- _What the task requires_
Copy every record below, exactly as written.

(Data items)

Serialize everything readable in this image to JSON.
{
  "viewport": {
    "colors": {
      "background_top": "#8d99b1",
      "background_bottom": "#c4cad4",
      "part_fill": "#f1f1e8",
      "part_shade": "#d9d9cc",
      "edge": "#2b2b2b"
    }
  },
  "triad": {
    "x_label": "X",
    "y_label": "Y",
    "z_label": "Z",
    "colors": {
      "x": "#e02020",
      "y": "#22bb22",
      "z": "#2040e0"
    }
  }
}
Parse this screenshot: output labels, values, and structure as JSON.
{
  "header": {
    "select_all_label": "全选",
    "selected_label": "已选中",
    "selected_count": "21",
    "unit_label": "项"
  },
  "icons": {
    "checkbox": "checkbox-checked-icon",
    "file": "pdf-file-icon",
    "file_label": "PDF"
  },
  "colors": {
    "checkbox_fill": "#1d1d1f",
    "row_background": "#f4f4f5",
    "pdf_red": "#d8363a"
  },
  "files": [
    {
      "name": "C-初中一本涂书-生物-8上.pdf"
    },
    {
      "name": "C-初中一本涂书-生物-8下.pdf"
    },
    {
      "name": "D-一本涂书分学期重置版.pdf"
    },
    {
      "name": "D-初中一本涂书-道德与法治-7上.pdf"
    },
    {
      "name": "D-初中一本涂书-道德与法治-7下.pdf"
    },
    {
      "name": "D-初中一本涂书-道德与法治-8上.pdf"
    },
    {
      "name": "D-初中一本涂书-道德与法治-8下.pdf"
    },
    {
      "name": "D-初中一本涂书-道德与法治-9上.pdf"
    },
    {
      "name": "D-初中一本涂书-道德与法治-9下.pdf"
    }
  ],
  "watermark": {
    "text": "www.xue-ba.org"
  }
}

- _Answer below_
Serialize everything readable in this image to JSON.
{
  "viewport": {
    "colors": {
      "background_top": "#8d99b1",
      "background_bottom": "#c4cad4",
      "part_fill": "#f1f1e8",
      "part_shade": "#d9d9cc",
      "edge": "#2b2b2b"
    }
  },
  "triad": {
    "x_label": "X",
    "y_label": "Y",
    "z_label": "Z",
    "colors": {
      "x": "#e02020",
      "y": "#22bb22",
      "z": "#2040e0"
    }
  }
}
Parse this screenshot: output labels, values, and structure as JSON.
{
  "header": {
    "select_all_label": "全选",
    "selected_label": "已选中",
    "selected_count": "21",
    "unit_label": "项"
  },
  "icons": {
    "checkbox": "checkbox-checked-icon",
    "file": "pdf-file-icon",
    "file_label": "PDF"
  },
  "colors": {
    "checkbox_fill": "#1d1d1f",
    "row_background": "#f4f4f5",
    "pdf_red": "#d8363a"
  },
  "files": [
    {
      "name": "C-初中一本涂书-生物-8上.pdf"
    },
    {
      "name": "C-初中一本涂书-生物-8下.pdf"
    },
    {
      "name": "D-一本涂书分学期重置版.pdf"
    },
    {
      "name": "D-初中一本涂书-道德与法治-7上.pdf"
    },
    {
      "name": "D-初中一本涂书-道德与法治-7下.pdf"
    },
    {
      "name": "D-初中一本涂书-道德与法治-8上.pdf"
    },
    {
      "name": "D-初中一本涂书-道德与法治-8下.pdf"
    },
    {
      "name": "D-初中一本涂书-道德与法治-9上.pdf"
    },
    {
      "name": "D-初中一本涂书-道德与法治-9下.pdf"
    }
  ],
  "watermark": {
    "text": "www.xue-ba.org"
  }
}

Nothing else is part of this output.